WHAT TO WORK ON
Please retype all of the rows below line for line, without any changes, and leave out the pictures.

<<<<

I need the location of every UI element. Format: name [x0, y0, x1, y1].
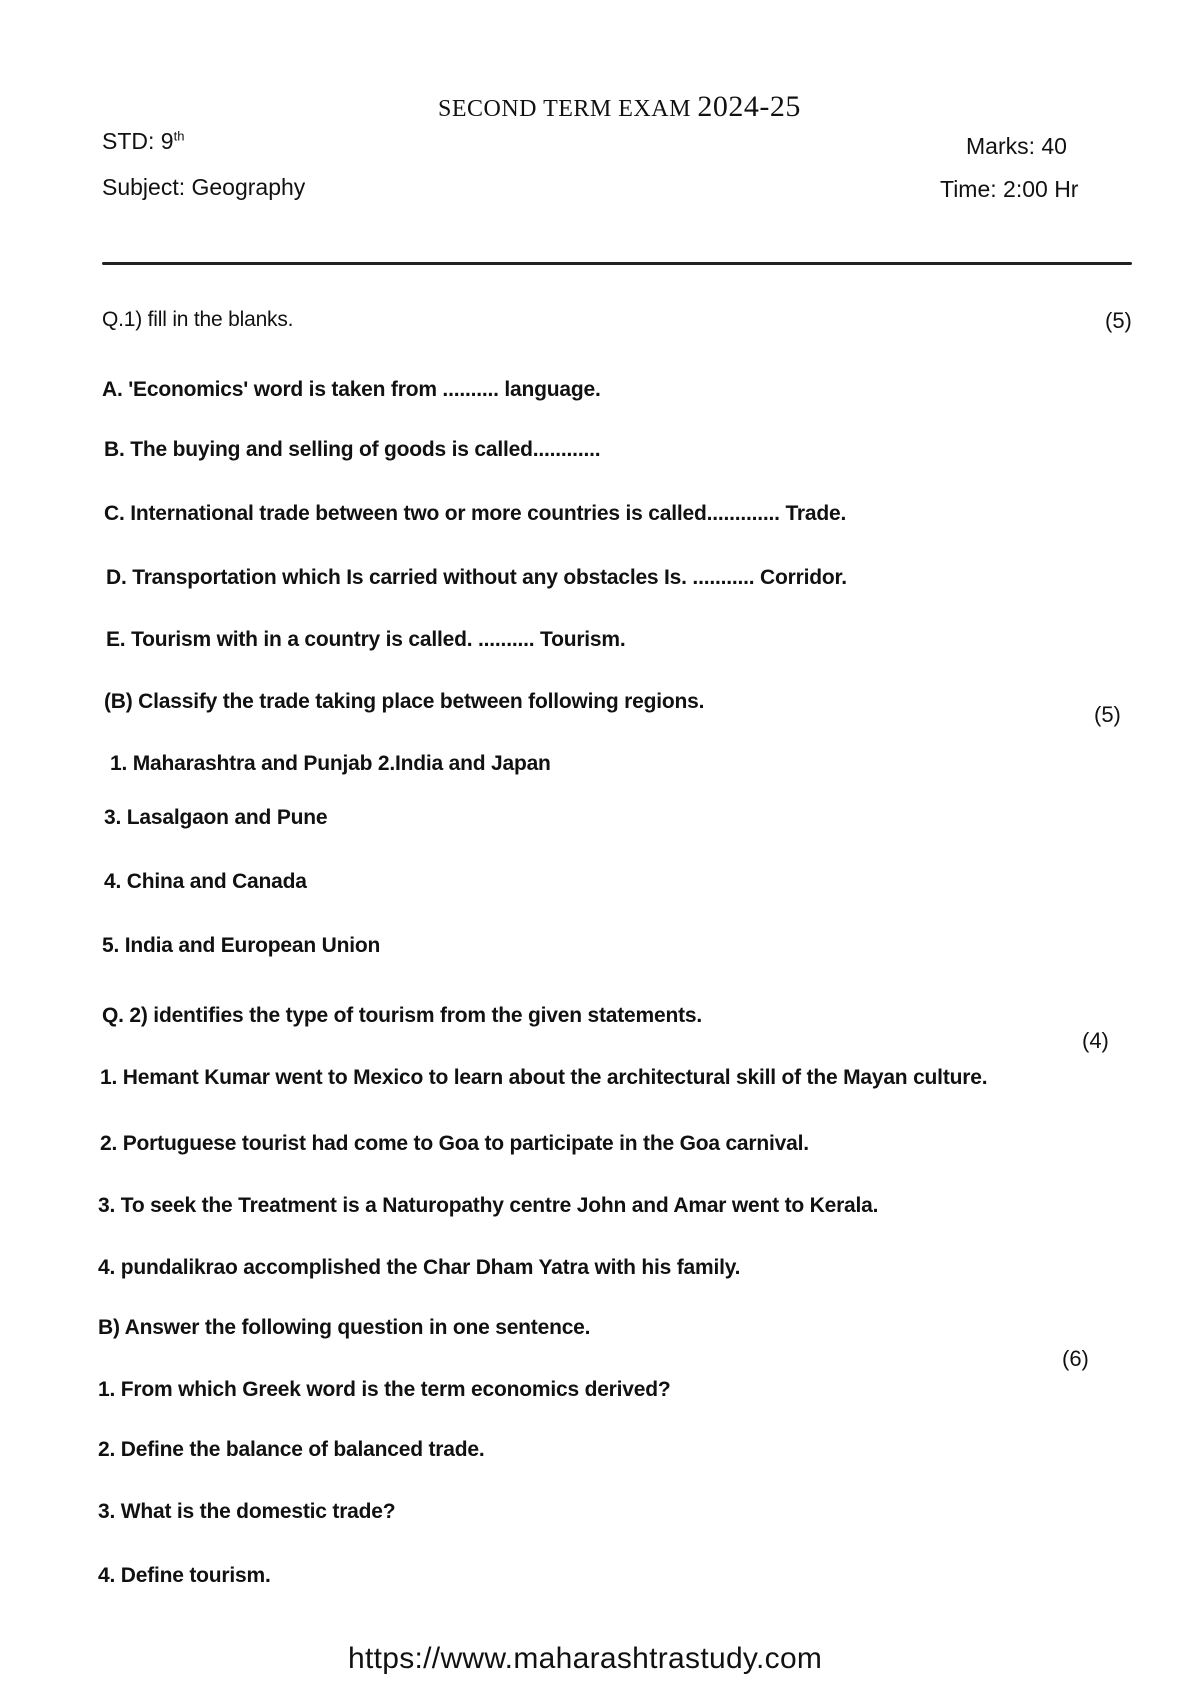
q1-heading: Q.1) fill in the blanks. [102, 308, 294, 331]
q1b-item-2: 3. Lasalgaon and Pune [104, 806, 328, 829]
q1b-item-3: 4. China and Canada [104, 870, 307, 893]
q1b-marks: (5) [1094, 702, 1121, 727]
q1b-heading: (B) Classify the trade taking place between following regions. [104, 690, 705, 713]
q2-heading: Q. 2) identifies the type of tourism from the given statements. [102, 1004, 702, 1027]
q2-item-4: 4. pundalikrao accomplished the Char Dham Yatra with his family. [98, 1256, 741, 1279]
q1-item-a: A. 'Economics' word is taken from .......... language. [102, 378, 601, 401]
std-label [102, 128, 184, 155]
exam-title [438, 90, 801, 124]
subject-label: Subject: Geography [102, 174, 306, 200]
q1-item-c: C. International trade between two or more countries is called............. Trade. [104, 502, 847, 525]
header-divider [102, 262, 1132, 265]
std-superscript: th [173, 128, 185, 144]
q2-item-1: 1. Hemant Kumar went to Mexico to learn about the architectural skill of the Mayan culture. [100, 1066, 988, 1089]
footer-url-link[interactable]: https://www.maharashtrastudy.com [348, 1642, 823, 1675]
q2b-heading: B) Answer the following question in one sentence. [98, 1316, 591, 1339]
q1b-item-1: 1. Maharashtra and Punjab 2.India and Japan [110, 752, 551, 775]
q1-marks: (5) [1105, 308, 1132, 333]
q1-item-d: D. Transportation which Is carried without any obstacles Is. ........... Corridor. [106, 566, 847, 589]
q1-item-e: E. Tourism with in a country is called. .......... Tourism. [106, 628, 626, 651]
q2-item-3: 3. To seek the Treatment is a Naturopathy centre John and Amar went to Kerala. [98, 1194, 879, 1217]
q2b-item-1: 1. From which Greek word is the term economics derived? [98, 1378, 671, 1401]
marks-label: Marks: 40 [966, 133, 1067, 159]
q2-marks: (4) [1082, 1028, 1109, 1053]
q2b-item-4: 4. Define tourism. [98, 1564, 271, 1587]
q1b-item-4: 5. India and European Union [102, 934, 381, 957]
q2b-item-3: 3. What is the domestic trade? [98, 1500, 396, 1523]
q2b-item-2: 2. Define the balance of balanced trade. [98, 1438, 485, 1461]
q2-item-2: 2. Portuguese tourist had come to Goa to participate in the Goa carnival. [100, 1132, 809, 1155]
q2b-marks: (6) [1062, 1346, 1089, 1371]
exam-year: 2024-25 [697, 90, 801, 123]
time-label: Time: 2:00 Hr [940, 176, 1079, 202]
std-text: STD: 9 [102, 128, 174, 154]
exam-title-text: SECOND TERM EXAM [438, 96, 691, 122]
q1-item-b: B. The buying and selling of goods is called............ [104, 438, 601, 461]
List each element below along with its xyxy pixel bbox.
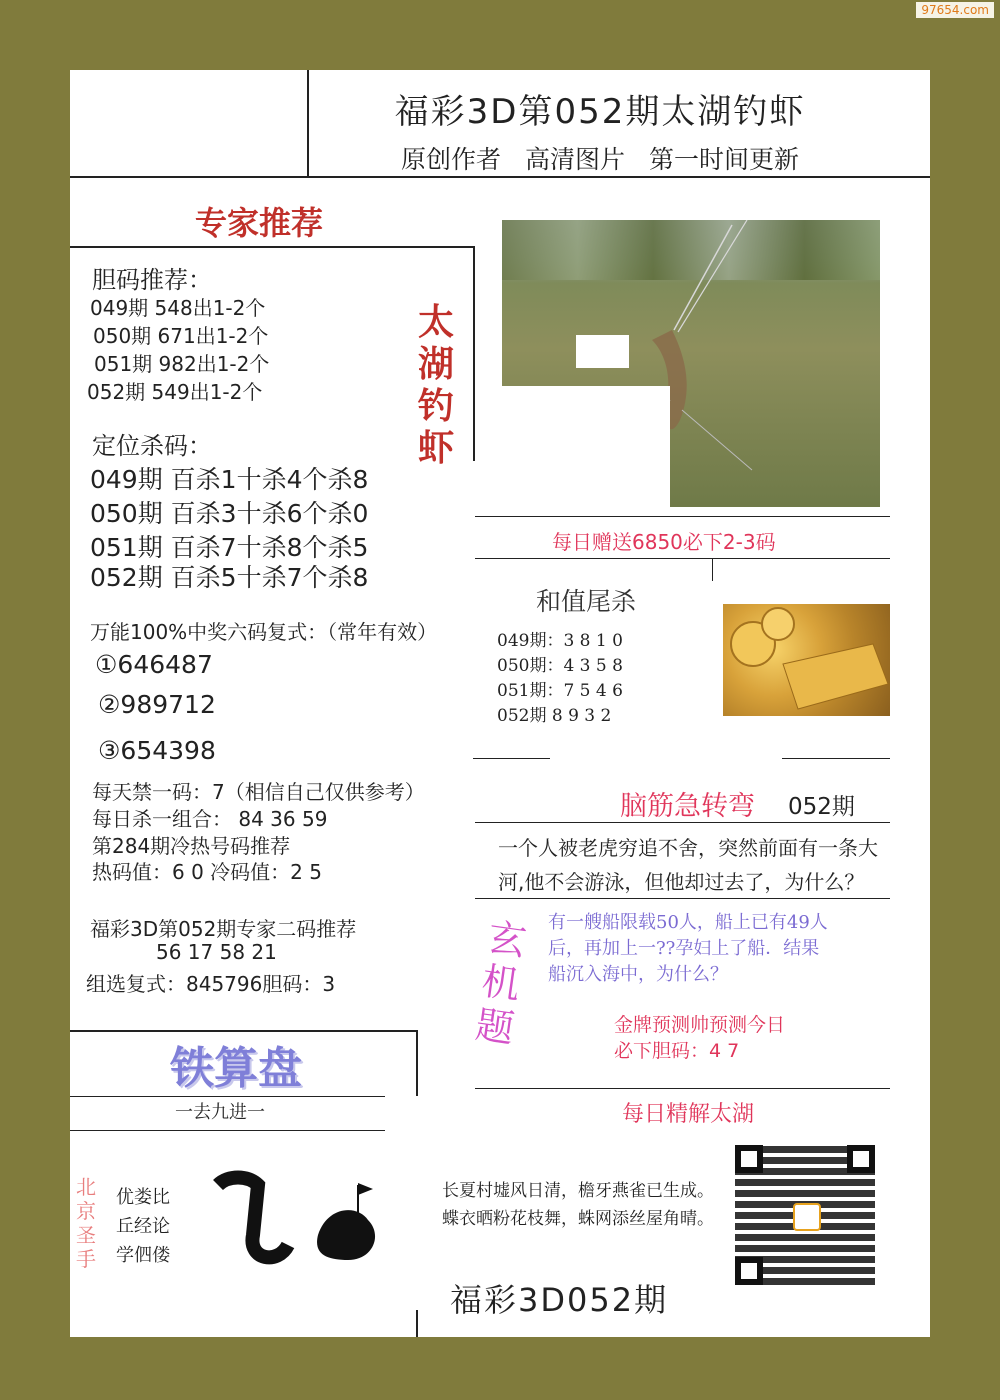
dan-row: 049期 548出1-2个 [90,296,266,320]
six-code-row: ③654398 [98,736,216,765]
expert-line [70,246,475,248]
site-watermark: 97654.com [916,2,994,18]
photo-blank-patch [502,386,670,507]
tail-kill-title: 和值尾杀 [536,587,637,616]
kill-row: 050期 百杀3十杀6个杀0 [90,499,369,528]
qr-corner [735,1145,763,1173]
predict-text: 必下胆码：4 7 [614,1040,740,1062]
riddle-line-right [782,758,890,759]
page-subtitle: 原创作者 高清图片 第一时间更新 [401,145,799,174]
gift-line-bottom [475,558,890,559]
info-row: 热码值：6 0 冷码值：2 5 [92,860,322,884]
riddle-line [475,822,890,823]
footer-vline [416,1310,418,1337]
info-row: 第284期冷热号码推荐 [92,834,291,858]
six-code-row: ②989712 [98,690,216,719]
predict-text: 金牌预测帅预测今日 [614,1014,786,1036]
kill-row: 052期 百杀5十杀7个杀8 [90,563,369,592]
daily-text: 每日精解太湖 [622,1102,755,1127]
tail-kill-row: 049期：3 8 1 0 [497,631,623,651]
six-code-row: ①646487 [95,650,213,679]
tail-kill-row: 050期：4 3 5 8 [497,656,623,676]
riddle-title: 脑筋急转弯 [620,791,755,822]
kill-label: 定位杀码： [92,432,212,460]
beijing-word: 丘经论 [116,1216,170,1237]
group-line: 组选复式：845796胆码：3 [86,972,336,996]
dan-row: 052期 549出1-2个 [87,380,263,404]
qr-corner [735,1257,763,1285]
puzzle-text: 船沉入海中，为什么？ [548,964,728,985]
beijing-word: 优娄比 [116,1187,170,1208]
page-title: 福彩3D第052期太湖钓虾 [394,92,806,132]
abacus-vline [416,1030,418,1096]
qr-logo-icon [793,1203,821,1231]
two-code-values: 56 17 58 21 [156,940,277,964]
fishing-drawing-icon [208,1165,408,1285]
puzzle-text: 有一艘船限载50人，船上已有49人 [548,912,828,933]
poem-line: 长夏村墟风日清，檐牙燕雀已生成。 [442,1181,714,1201]
photo-blank-patch [576,335,629,368]
gift-line [475,516,890,517]
two-code-title: 福彩3D第052期专家二码推荐 [90,917,357,941]
dan-row: 051期 982出1-2个 [94,352,270,376]
abacus-title: 铁算盘 [170,1043,302,1094]
dan-label: 胆码推荐： [92,266,212,294]
side-title-taihu: 太湖钓虾 [418,302,455,469]
kill-row: 049期 百杀1十杀4个杀8 [90,465,369,494]
gift-text: 每日赠送6850必下2-3码 [552,530,776,554]
gift-vline [712,559,713,581]
riddle-question: 一个人被老虎穷追不舍，突然前面有一条大 [498,836,878,860]
puzzle-side-title: 玄机题 [473,915,530,1052]
abacus-line [70,1096,385,1097]
abacus-subtitle: 一去九进一 [175,1102,265,1123]
info-row: 每天禁一码：7（相信自己仅供参考） [92,780,425,804]
tail-kill-row: 052期 8 9 3 2 [497,706,612,726]
abacus-line-bottom [70,1130,385,1131]
riddle-period: 052期 [788,794,855,820]
gold-bar-icon [723,604,890,716]
beijing-word: 学伵偻 [116,1245,170,1266]
riddle-line-left [473,758,550,759]
puzzle-line [475,1088,890,1089]
puzzle-text: 后，再加上一??孕妇上了船．结果 [548,938,820,959]
footer-period: 福彩3D052期 [450,1281,669,1319]
qr-corner [847,1145,875,1173]
riddle-line-bottom [475,898,890,899]
poem-line: 蝶衣晒粉花枝舞，蛛网添丝屋角晴。 [442,1209,714,1229]
six-code-label: 万能100%中奖六码复式：（常年有效） [90,620,438,644]
header-divider [307,70,309,176]
expert-vline [473,246,475,461]
expert-title: 专家推荐 [195,204,324,242]
dan-row: 050期 671出1-2个 [93,324,269,348]
tail-kill-row: 051期：7 5 4 6 [497,681,623,701]
lottery-sheet [70,70,930,1337]
info-row: 每日杀一组合： 84 36 59 [92,807,328,831]
header-bottom-line [70,176,930,178]
kill-row: 051期 百杀7十杀8个杀5 [90,533,369,562]
riddle-question: 河,他不会游泳，但他却过去了，为什么？ [498,870,865,894]
beijing-vertical: 北京圣手 [76,1175,96,1271]
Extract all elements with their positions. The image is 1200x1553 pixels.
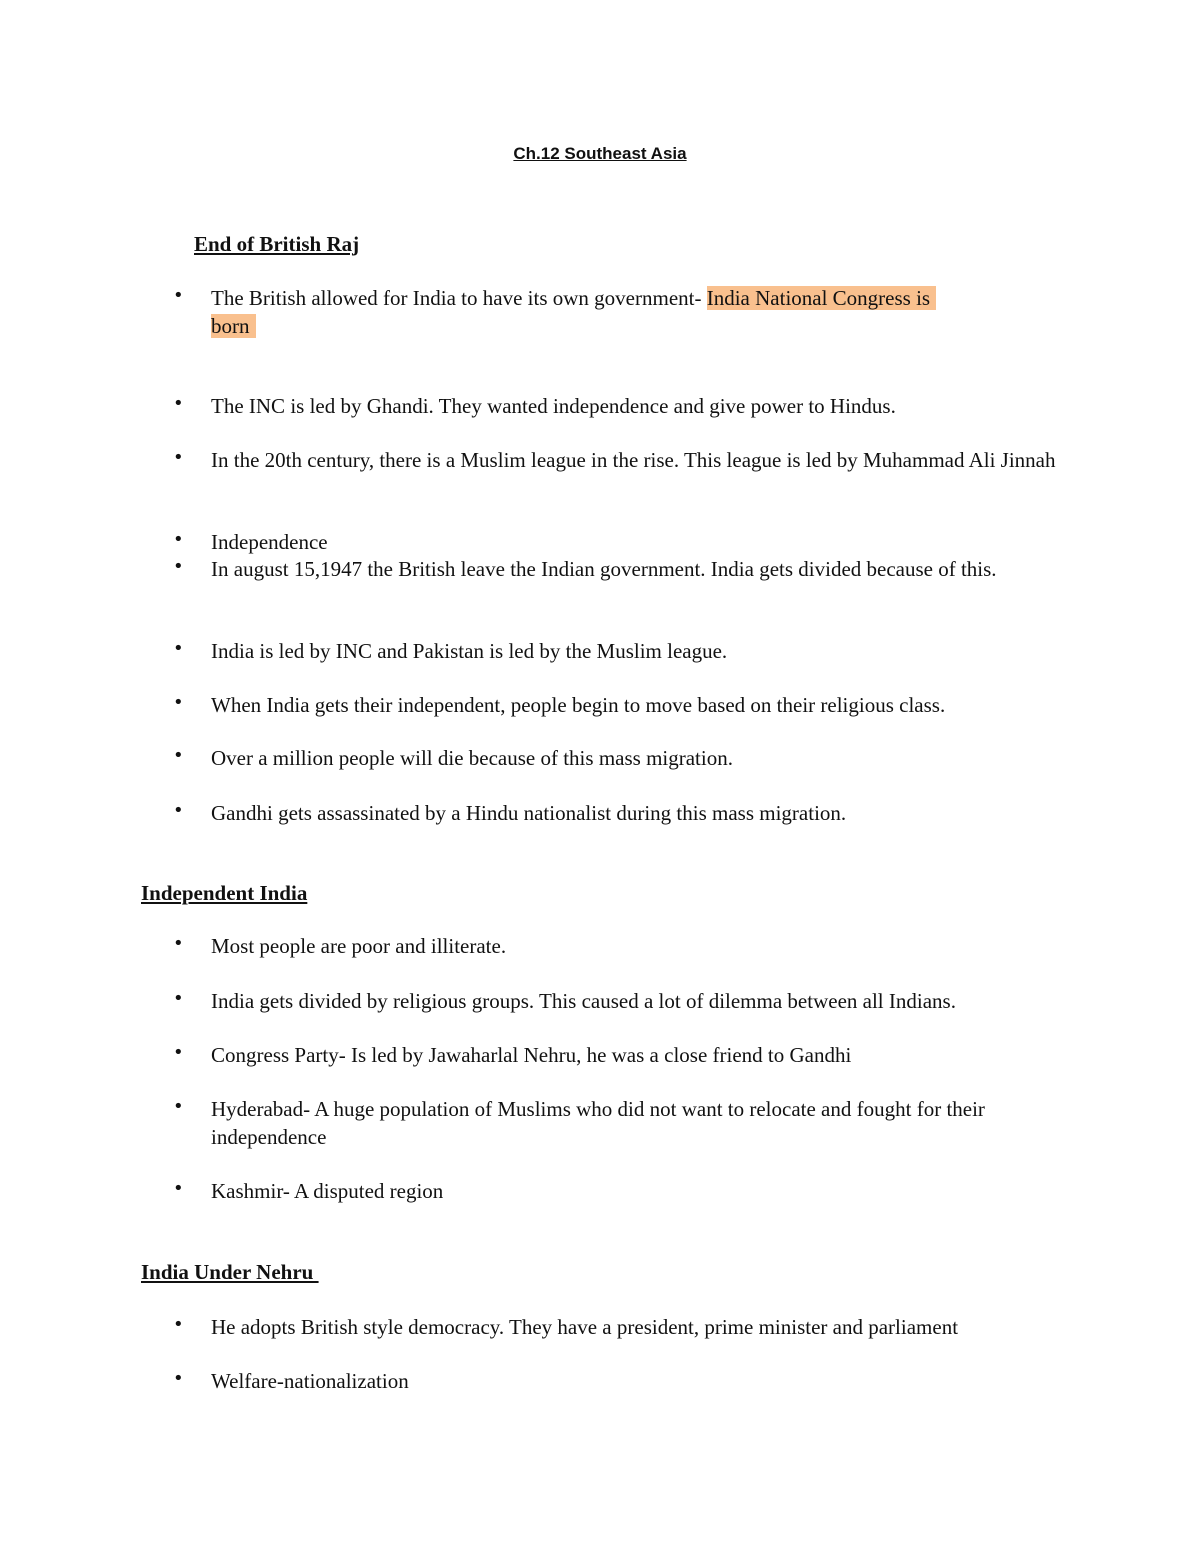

>>>>

RESPONSE TO THE TASK
I need the location of every UI element. Format: name [x0, y0, x1, y1].
q1-heading: Q.1) fill in the blanks. [102, 308, 294, 331]
q1b-item-2: 3. Lasalgaon and Pune [104, 806, 328, 829]
q1b-item-3: 4. China and Canada [104, 870, 307, 893]
q1b-marks: (5) [1094, 702, 1121, 727]
q1b-heading: (B) Classify the trade taking place between following regions. [104, 690, 705, 713]
q2-heading: Q. 2) identifies the type of tourism from the given statements. [102, 1004, 702, 1027]
q2-item-4: 4. pundalikrao accomplished the Char Dham Yatra with his family. [98, 1256, 741, 1279]
q1-item-a: A. 'Economics' word is taken from .......... language. [102, 378, 601, 401]
std-label [102, 128, 184, 155]
exam-title [438, 90, 801, 124]
subject-label: Subject: Geography [102, 174, 306, 200]
q1-item-c: C. International trade between two or more countries is called............. Trade. [104, 502, 847, 525]
header-divider [102, 262, 1132, 265]
std-superscript: th [173, 128, 185, 144]
q2-item-1: 1. Hemant Kumar went to Mexico to learn about the architectural skill of the Mayan culture. [100, 1066, 988, 1089]
footer-url-link[interactable]: https://www.maharashtrastudy.com [348, 1642, 823, 1675]
q2b-heading: B) Answer the following question in one sentence. [98, 1316, 591, 1339]
q1b-item-1: 1. Maharashtra and Punjab 2.India and Japan [110, 752, 551, 775]
q1-marks: (5) [1105, 308, 1132, 333]
q1-item-d: D. Transportation which Is carried without any obstacles Is. ........... Corridor. [106, 566, 847, 589]
q1-item-e: E. Tourism with in a country is called. .......... Tourism. [106, 628, 626, 651]
q2-item-3: 3. To seek the Treatment is a Naturopathy centre John and Amar went to Kerala. [98, 1194, 879, 1217]
q2b-item-1: 1. From which Greek word is the term economics derived? [98, 1378, 671, 1401]
marks-label: Marks: 40 [966, 133, 1067, 159]
q2-marks: (4) [1082, 1028, 1109, 1053]
q2b-item-4: 4. Define tourism. [98, 1564, 271, 1587]
q1b-item-4: 5. India and European Union [102, 934, 381, 957]
q2b-item-3: 3. What is the domestic trade? [98, 1500, 396, 1523]
q2b-item-2: 2. Define the balance of balanced trade. [98, 1438, 485, 1461]
q2-item-2: 2. Portuguese tourist had come to Goa to participate in the Goa carnival. [100, 1132, 809, 1155]
q2b-marks: (6) [1062, 1346, 1089, 1371]
exam-year: 2024-25 [697, 90, 801, 123]
time-label: Time: 2:00 Hr [940, 176, 1079, 202]
std-text: STD: 9 [102, 128, 174, 154]
exam-title-text: SECOND TERM EXAM [438, 96, 691, 122]
q1-item-b: B. The buying and selling of goods is called............ [104, 438, 601, 461]
List each element below along with its xyxy pixel bbox.
dan-row: 049期 548出1-2个 [90,296,266,320]
six-code-row: ③654398 [98,736,216,765]
expert-line [70,246,475,248]
site-watermark: 97654.com [916,2,994,18]
photo-blank-patch [502,386,670,507]
tail-kill-title: 和值尾杀 [536,587,637,616]
kill-row: 050期 百杀3十杀6个杀0 [90,499,369,528]
qr-corner [735,1145,763,1173]
predict-text: 必下胆码：4 7 [614,1040,740,1062]
riddle-line-right [782,758,890,759]
page-subtitle: 原创作者 高清图片 第一时间更新 [401,145,799,174]
gift-line-bottom [475,558,890,559]
info-row: 热码值：6 0 冷码值：2 5 [92,860,322,884]
riddle-line [475,822,890,823]
footer-vline [416,1310,418,1337]
info-row: 第284期冷热号码推荐 [92,834,291,858]
six-code-row: ②989712 [98,690,216,719]
predict-text: 金牌预测帅预测今日 [614,1014,786,1036]
kill-row: 052期 百杀5十杀7个杀8 [90,563,369,592]
daily-text: 每日精解太湖 [622,1102,755,1127]
tail-kill-row: 049期：3 8 1 0 [497,631,623,651]
six-code-row: ①646487 [95,650,213,679]
tail-kill-row: 050期：4 3 5 8 [497,656,623,676]
riddle-title: 脑筋急转弯 [620,791,755,822]
kill-label: 定位杀码： [92,432,212,460]
beijing-word: 丘经论 [116,1216,170,1237]
group-line: 组选复式：845796胆码：3 [86,972,336,996]
dan-row: 052期 549出1-2个 [87,380,263,404]
qr-corner [735,1257,763,1285]
puzzle-text: 船沉入海中，为什么？ [548,964,728,985]
beijing-word: 优娄比 [116,1187,170,1208]
page-title: 福彩3D第052期太湖钓虾 [394,92,806,132]
abacus-vline [416,1030,418,1096]
qr-logo-icon [793,1203,821,1231]
two-code-values: 56 17 58 21 [156,940,277,964]
fishing-drawing-icon [208,1165,408,1285]
puzzle-text: 有一艘船限载50人，船上已有49人 [548,912,828,933]
poem-line: 长夏村墟风日清，檐牙燕雀已生成。 [442,1181,714,1201]
photo-blank-patch [576,335,629,368]
gift-line [475,516,890,517]
two-code-title: 福彩3D第052期专家二码推荐 [90,917,357,941]
dan-row: 051期 982出1-2个 [94,352,270,376]
abacus-title: 铁算盘 [170,1043,302,1094]
dan-label: 胆码推荐： [92,266,212,294]
side-title-taihu: 太湖钓虾 [418,302,455,469]
kill-row: 049期 百杀1十杀4个杀8 [90,465,369,494]
gift-text: 每日赠送6850必下2-3码 [552,530,776,554]
gift-vline [712,559,713,581]
riddle-question: 一个人被老虎穷追不舍，突然前面有一条大 [498,836,878,860]
puzzle-side-title: 玄机题 [473,915,530,1052]
abacus-line [70,1096,385,1097]
abacus-subtitle: 一去九进一 [175,1102,265,1123]
info-row: 每天禁一码：7（相信自己仅供参考） [92,780,425,804]
tail-kill-row: 052期 8 9 3 2 [497,706,612,726]
abacus-line-bottom [70,1130,385,1131]
riddle-period: 052期 [788,794,855,820]
gold-bar-icon [723,604,890,716]
beijing-word: 学伵偻 [116,1245,170,1266]
riddle-line-left [473,758,550,759]
puzzle-line [475,1088,890,1089]
puzzle-text: 后，再加上一??孕妇上了船．结果 [548,938,820,959]
footer-period: 福彩3D052期 [450,1281,669,1319]
qr-corner [847,1145,875,1173]
riddle-line-bottom [475,898,890,899]
poem-line: 蝶衣晒粉花枝舞，蛛网添丝屋角晴。 [442,1209,714,1229]
six-code-label: 万能100%中奖六码复式：（常年有效） [90,620,438,644]
header-divider [307,70,309,176]
expert-vline [473,246,475,461]
expert-title: 专家推荐 [195,204,324,242]
dan-row: 050期 671出1-2个 [93,324,269,348]
tail-kill-row: 051期：7 5 4 6 [497,681,623,701]
lottery-sheet [70,70,930,1337]
info-row: 每日杀一组合： 84 36 59 [92,807,328,831]
header-bottom-line [70,176,930,178]
kill-row: 051期 百杀7十杀8个杀5 [90,533,369,562]
riddle-question: 河,他不会游泳，但他却过去了，为什么？ [498,870,865,894]
beijing-vertical: 北京圣手 [76,1175,96,1271]
Extract all elements with their positions. The image is 1200x1553 pixels.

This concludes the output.